- [TASK PROMPT]:
Pick out the lines below that contain the string "Account" and copy them all.

[Items listed in a dataset]
________
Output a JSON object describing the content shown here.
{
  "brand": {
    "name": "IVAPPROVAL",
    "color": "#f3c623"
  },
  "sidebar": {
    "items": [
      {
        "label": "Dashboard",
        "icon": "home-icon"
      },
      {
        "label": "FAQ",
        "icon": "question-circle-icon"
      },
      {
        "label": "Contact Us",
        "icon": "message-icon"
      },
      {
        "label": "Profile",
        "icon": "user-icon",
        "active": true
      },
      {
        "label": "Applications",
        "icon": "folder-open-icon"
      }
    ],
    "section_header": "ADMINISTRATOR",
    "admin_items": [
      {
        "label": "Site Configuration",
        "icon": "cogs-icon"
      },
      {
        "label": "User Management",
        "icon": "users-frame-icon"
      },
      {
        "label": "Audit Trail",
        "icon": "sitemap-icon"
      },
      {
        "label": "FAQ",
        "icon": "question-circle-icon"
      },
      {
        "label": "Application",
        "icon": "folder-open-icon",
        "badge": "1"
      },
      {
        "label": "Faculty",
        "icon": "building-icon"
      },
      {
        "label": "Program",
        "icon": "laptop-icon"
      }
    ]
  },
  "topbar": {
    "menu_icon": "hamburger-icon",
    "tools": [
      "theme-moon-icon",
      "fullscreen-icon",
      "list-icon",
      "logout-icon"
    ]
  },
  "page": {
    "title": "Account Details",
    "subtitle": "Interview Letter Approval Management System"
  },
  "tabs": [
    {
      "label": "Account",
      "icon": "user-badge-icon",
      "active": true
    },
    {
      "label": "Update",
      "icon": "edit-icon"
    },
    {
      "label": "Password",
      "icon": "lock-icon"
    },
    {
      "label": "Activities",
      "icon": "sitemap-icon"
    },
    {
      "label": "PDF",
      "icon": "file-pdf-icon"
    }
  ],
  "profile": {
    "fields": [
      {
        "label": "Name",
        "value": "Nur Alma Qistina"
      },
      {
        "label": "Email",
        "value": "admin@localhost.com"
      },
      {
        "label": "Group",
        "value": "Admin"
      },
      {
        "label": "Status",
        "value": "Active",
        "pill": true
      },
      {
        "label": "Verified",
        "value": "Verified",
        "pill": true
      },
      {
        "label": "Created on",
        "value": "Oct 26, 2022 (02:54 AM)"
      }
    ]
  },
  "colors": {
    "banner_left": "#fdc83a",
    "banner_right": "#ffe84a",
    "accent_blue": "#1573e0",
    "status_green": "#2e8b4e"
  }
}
________
- [OUTPUT FOR THIS EXERCISE]:
    "title": "Account Details",
      "label": "Account",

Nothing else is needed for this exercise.